== Information provided ==

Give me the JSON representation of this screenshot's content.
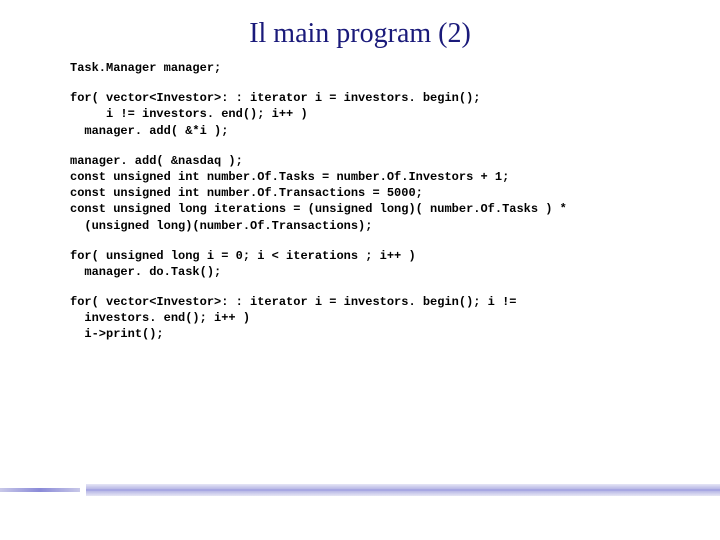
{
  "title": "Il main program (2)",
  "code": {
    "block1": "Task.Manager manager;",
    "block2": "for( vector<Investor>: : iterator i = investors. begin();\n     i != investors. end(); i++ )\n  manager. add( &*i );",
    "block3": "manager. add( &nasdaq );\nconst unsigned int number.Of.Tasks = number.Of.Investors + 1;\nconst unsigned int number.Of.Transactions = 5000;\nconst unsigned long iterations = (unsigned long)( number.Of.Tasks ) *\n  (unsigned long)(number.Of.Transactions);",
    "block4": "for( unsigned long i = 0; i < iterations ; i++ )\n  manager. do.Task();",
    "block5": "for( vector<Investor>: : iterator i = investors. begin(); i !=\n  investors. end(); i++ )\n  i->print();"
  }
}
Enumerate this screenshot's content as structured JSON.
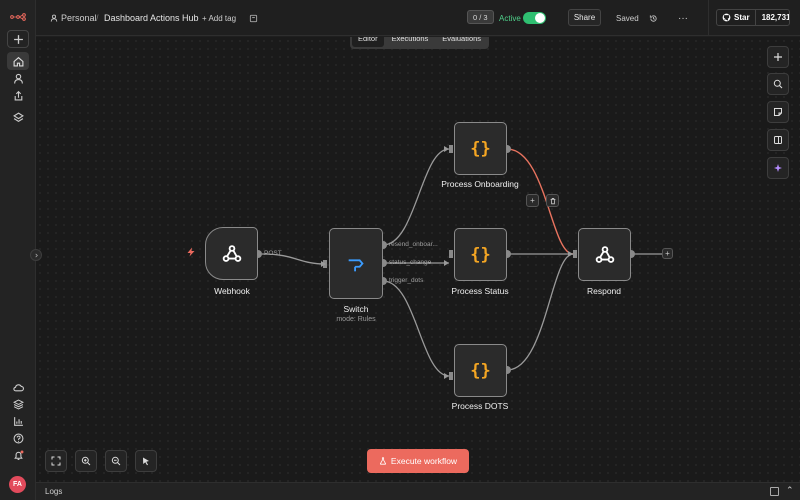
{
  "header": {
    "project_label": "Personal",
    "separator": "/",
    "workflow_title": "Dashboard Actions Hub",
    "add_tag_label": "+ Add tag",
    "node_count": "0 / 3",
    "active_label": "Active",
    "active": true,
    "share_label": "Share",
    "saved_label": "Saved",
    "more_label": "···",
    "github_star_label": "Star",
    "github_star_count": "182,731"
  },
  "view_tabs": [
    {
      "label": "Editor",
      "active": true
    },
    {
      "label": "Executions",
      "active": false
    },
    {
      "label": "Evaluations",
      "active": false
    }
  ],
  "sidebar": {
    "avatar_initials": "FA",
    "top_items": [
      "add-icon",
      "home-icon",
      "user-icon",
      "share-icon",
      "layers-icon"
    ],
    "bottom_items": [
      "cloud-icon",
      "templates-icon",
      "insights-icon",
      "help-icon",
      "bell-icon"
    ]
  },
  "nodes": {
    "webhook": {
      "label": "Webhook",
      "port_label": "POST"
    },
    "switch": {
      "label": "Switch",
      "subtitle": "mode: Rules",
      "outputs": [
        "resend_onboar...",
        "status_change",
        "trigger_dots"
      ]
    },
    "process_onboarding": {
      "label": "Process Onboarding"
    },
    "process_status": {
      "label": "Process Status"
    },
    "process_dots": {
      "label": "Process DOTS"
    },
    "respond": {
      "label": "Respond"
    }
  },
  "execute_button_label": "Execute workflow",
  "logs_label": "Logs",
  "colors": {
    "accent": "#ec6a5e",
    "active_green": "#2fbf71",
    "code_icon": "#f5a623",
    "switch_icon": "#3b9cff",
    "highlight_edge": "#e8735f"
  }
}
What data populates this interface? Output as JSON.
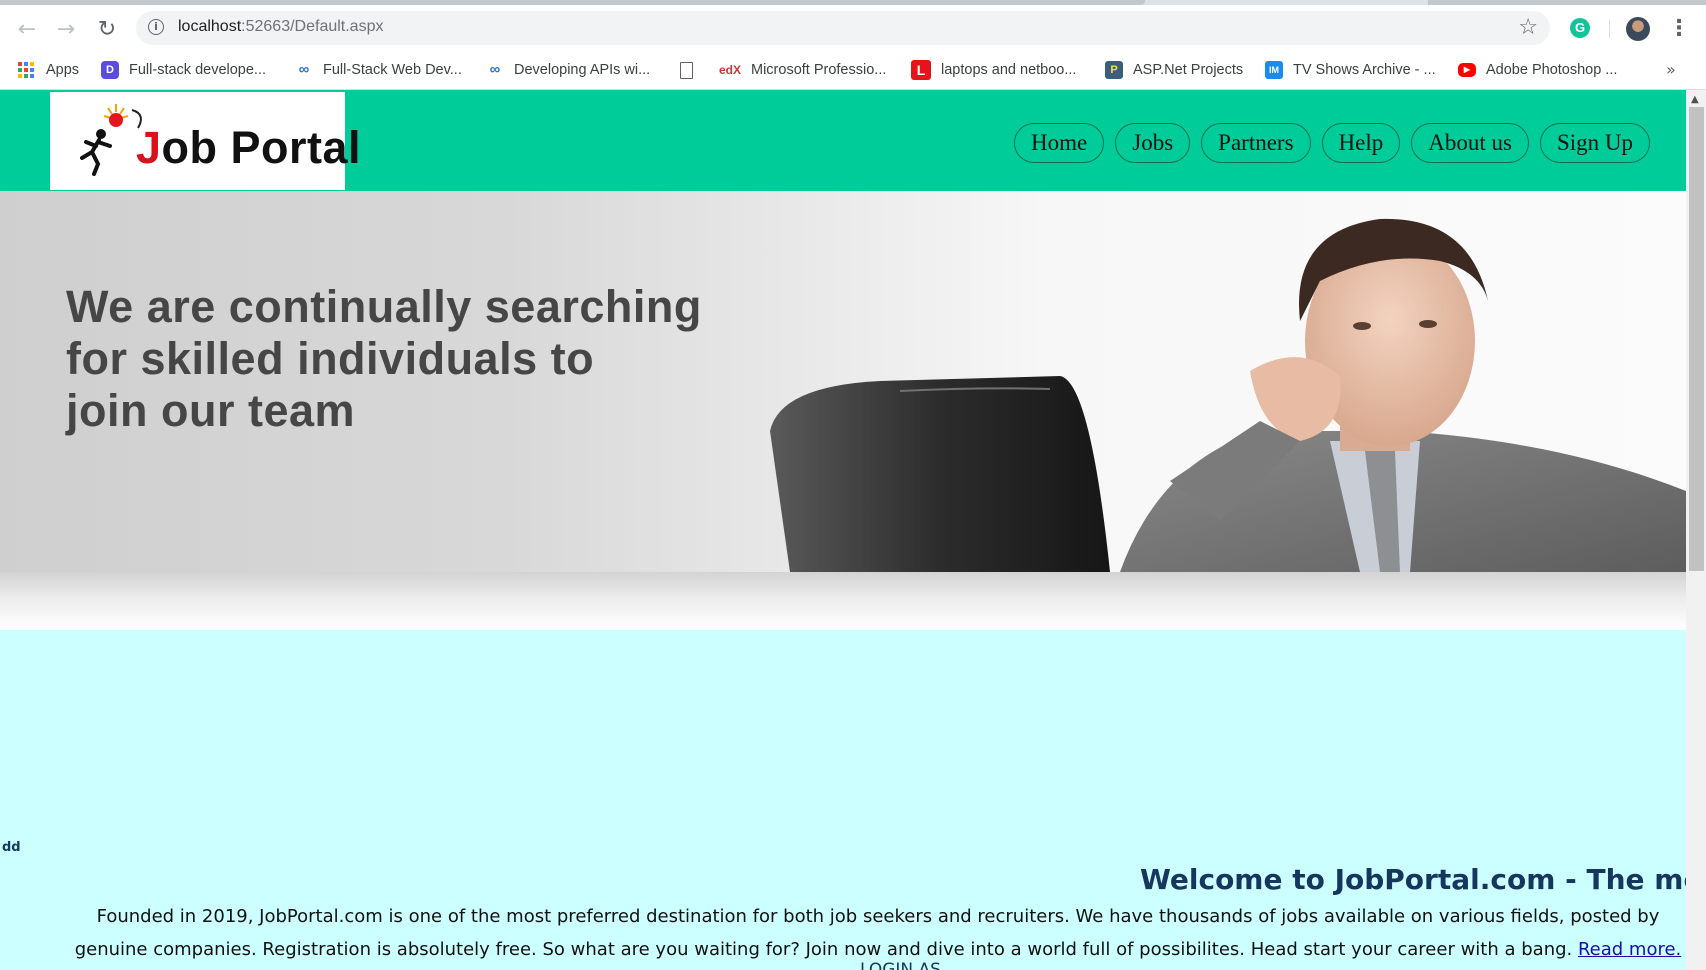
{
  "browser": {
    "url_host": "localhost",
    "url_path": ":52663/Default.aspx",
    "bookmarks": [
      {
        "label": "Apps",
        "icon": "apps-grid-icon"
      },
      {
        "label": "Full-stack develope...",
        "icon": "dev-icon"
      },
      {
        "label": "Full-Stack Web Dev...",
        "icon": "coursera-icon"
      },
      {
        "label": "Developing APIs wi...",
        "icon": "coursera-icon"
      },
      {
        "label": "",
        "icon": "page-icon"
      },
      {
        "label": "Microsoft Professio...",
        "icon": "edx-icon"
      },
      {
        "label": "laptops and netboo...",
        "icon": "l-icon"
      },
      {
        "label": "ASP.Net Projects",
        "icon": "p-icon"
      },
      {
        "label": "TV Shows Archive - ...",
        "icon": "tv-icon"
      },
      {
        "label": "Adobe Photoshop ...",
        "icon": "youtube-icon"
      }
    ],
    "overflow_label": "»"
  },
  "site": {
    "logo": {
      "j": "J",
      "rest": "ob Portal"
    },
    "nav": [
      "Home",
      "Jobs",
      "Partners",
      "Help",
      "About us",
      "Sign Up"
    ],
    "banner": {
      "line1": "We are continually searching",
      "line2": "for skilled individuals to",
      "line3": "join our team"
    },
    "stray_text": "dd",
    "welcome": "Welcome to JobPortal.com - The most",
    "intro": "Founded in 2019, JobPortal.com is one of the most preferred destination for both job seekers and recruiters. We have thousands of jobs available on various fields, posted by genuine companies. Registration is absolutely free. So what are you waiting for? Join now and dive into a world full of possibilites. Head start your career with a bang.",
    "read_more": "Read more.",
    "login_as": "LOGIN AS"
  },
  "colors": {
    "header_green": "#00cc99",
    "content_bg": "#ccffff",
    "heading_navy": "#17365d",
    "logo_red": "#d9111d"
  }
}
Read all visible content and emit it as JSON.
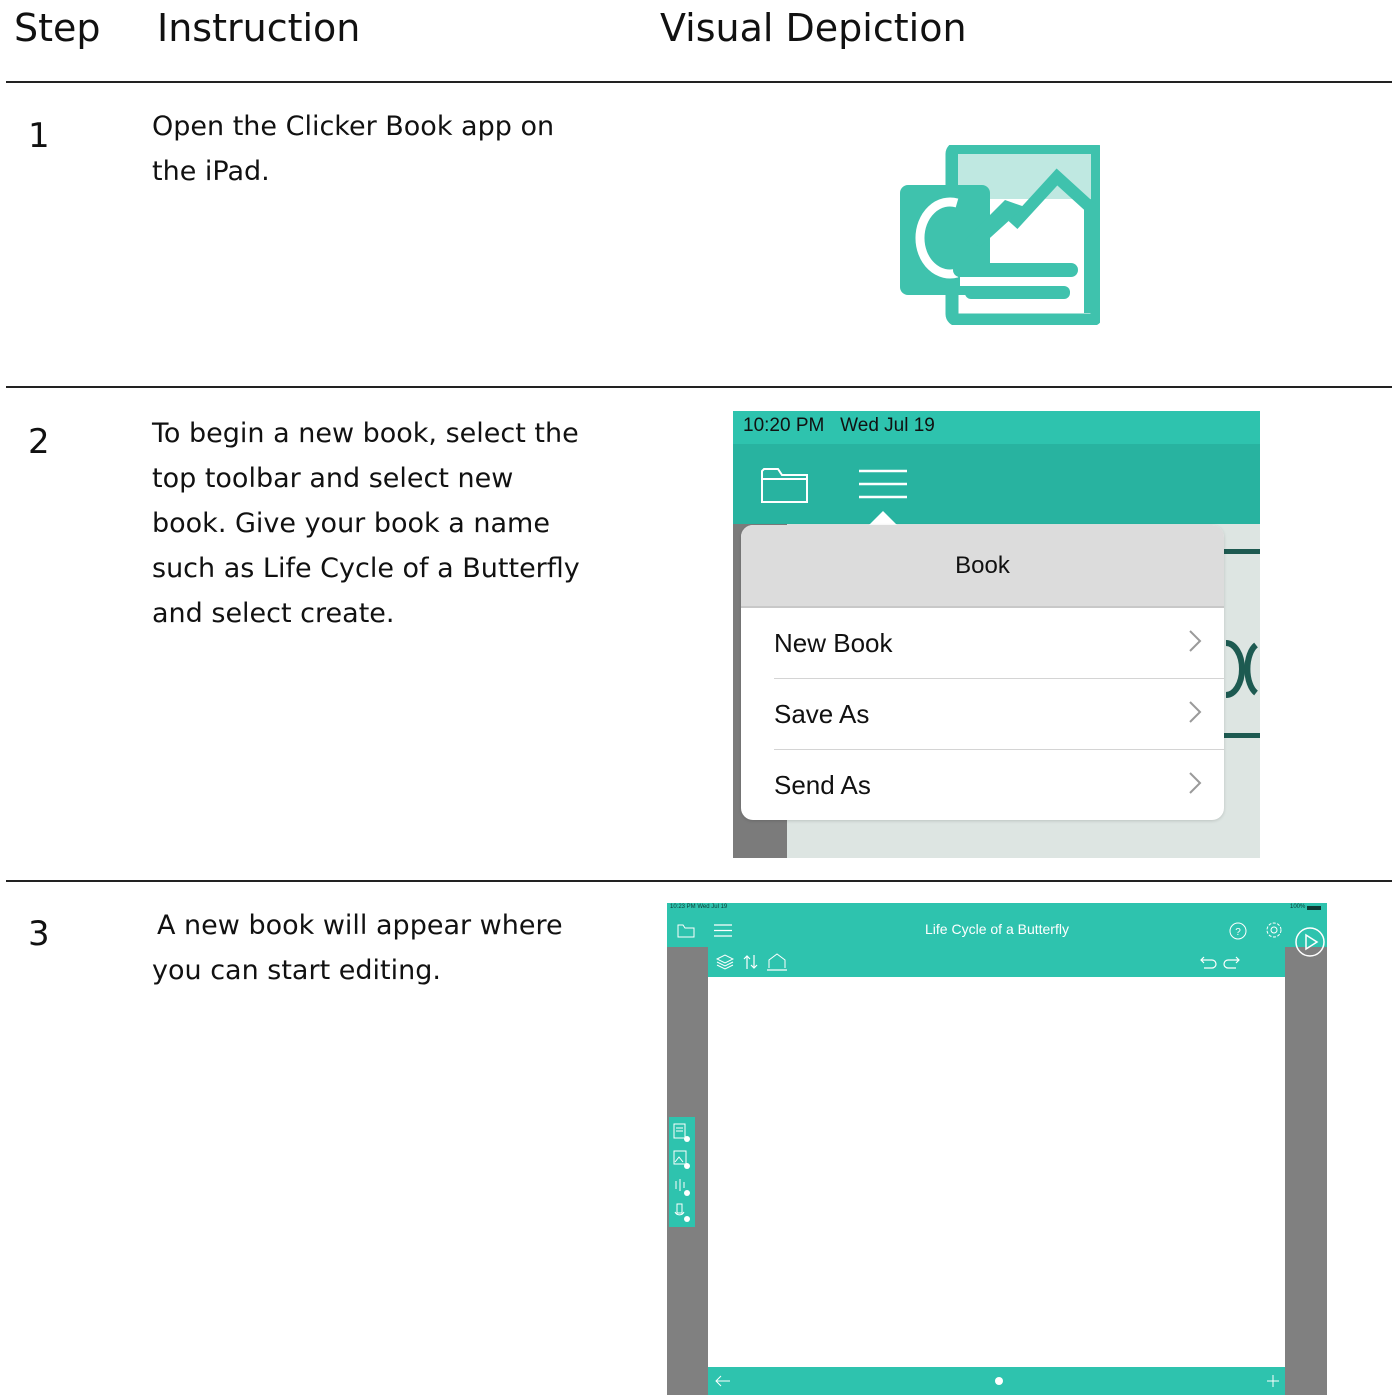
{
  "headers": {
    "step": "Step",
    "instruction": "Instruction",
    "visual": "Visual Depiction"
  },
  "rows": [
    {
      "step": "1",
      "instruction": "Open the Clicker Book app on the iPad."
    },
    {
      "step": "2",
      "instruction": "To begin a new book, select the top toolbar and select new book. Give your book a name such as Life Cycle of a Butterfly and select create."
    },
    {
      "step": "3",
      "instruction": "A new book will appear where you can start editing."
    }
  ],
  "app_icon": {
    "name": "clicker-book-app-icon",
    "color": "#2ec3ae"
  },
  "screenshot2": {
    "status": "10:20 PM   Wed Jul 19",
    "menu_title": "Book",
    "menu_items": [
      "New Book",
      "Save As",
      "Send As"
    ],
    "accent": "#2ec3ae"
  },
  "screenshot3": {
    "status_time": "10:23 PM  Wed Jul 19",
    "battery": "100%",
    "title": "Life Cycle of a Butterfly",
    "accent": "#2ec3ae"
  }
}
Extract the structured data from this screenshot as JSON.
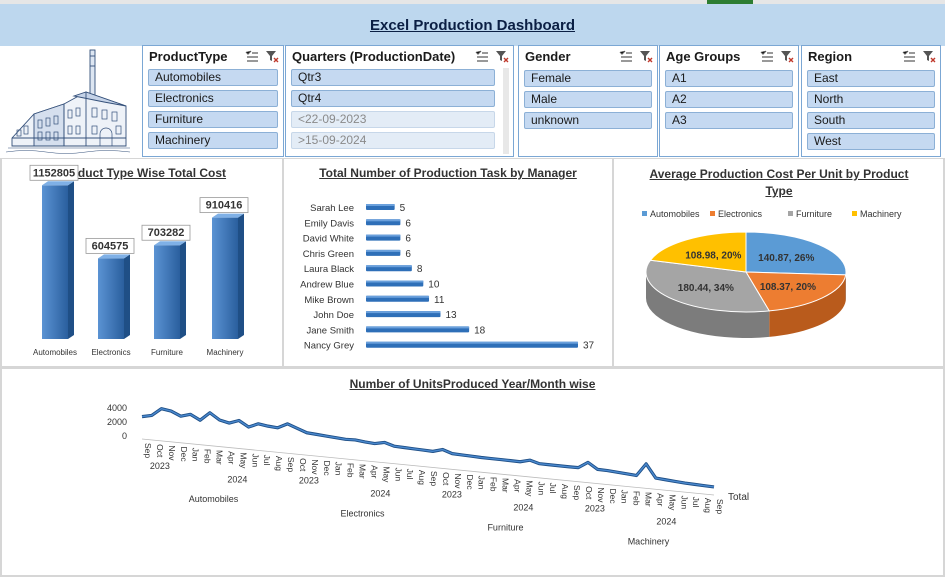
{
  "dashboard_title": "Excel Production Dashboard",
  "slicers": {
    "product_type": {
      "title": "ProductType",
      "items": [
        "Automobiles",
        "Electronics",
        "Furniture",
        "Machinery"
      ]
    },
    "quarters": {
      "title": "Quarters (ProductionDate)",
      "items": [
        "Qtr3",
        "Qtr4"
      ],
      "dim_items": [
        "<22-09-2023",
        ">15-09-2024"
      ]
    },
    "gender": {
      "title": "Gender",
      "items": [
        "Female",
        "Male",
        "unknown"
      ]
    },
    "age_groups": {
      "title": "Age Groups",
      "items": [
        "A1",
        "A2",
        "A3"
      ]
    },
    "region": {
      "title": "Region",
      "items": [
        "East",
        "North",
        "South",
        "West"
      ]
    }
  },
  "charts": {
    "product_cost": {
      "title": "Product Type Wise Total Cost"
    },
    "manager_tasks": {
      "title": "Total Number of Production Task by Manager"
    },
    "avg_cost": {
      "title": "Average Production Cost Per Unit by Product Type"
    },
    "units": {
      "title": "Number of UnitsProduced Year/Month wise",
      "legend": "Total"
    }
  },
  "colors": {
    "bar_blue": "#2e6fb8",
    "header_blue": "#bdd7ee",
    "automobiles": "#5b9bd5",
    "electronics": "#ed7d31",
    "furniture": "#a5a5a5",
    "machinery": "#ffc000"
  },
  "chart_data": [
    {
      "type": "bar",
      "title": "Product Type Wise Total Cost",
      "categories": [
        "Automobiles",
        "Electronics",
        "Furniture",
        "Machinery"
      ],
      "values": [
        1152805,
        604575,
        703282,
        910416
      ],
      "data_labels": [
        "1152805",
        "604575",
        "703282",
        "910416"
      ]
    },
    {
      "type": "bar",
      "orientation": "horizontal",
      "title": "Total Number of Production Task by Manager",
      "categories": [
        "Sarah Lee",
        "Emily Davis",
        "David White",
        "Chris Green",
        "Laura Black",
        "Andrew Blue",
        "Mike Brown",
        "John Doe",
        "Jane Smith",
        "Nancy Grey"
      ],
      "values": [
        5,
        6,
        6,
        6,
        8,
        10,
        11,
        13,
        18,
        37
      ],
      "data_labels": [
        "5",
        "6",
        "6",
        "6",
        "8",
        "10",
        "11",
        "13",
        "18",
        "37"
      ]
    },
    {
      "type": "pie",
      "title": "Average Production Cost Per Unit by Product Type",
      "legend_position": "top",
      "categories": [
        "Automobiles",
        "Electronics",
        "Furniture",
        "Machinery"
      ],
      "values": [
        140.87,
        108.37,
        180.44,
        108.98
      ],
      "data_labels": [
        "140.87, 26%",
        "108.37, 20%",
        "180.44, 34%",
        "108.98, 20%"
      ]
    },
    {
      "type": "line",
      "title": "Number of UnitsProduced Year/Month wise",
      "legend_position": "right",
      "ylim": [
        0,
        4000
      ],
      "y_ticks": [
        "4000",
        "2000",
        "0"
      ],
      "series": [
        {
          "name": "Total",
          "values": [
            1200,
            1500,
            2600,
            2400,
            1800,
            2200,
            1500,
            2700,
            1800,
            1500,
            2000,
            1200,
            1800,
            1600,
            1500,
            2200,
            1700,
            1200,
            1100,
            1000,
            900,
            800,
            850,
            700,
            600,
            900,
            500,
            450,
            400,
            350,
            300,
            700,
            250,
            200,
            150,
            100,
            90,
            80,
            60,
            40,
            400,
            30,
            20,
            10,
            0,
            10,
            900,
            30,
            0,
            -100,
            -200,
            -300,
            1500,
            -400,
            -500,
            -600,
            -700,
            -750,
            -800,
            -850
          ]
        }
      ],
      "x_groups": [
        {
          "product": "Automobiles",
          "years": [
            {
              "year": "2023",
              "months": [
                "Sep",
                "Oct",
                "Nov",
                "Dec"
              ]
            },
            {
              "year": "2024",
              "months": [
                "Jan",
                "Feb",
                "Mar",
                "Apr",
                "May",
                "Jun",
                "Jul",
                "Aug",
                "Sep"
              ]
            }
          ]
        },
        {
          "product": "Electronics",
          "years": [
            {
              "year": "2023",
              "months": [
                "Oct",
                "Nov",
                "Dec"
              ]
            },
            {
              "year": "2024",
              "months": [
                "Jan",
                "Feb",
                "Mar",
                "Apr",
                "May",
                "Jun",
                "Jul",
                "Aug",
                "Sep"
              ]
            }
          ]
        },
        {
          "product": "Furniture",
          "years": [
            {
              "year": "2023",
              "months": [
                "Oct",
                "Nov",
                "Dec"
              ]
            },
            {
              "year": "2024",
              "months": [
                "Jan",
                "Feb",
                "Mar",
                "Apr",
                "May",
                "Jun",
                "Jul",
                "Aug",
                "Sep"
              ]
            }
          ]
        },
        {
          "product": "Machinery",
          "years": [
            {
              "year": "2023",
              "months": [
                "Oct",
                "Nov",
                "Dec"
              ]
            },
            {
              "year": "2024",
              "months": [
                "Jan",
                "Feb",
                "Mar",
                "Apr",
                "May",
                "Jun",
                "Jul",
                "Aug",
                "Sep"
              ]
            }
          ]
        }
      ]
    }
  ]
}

===

Single out each line of the records above with the string "instruction" in it, and copy it.

    "instruction": "Instruction",
      "instruction": "Open the Clicker Book app on the iPad."
      "instruction": "To begin a new book, select the top toolbar and select new book. Give your book a name such as Life Cycle of a Butterfly and select create."
      "instruction": "A new book will appear where you can start editing."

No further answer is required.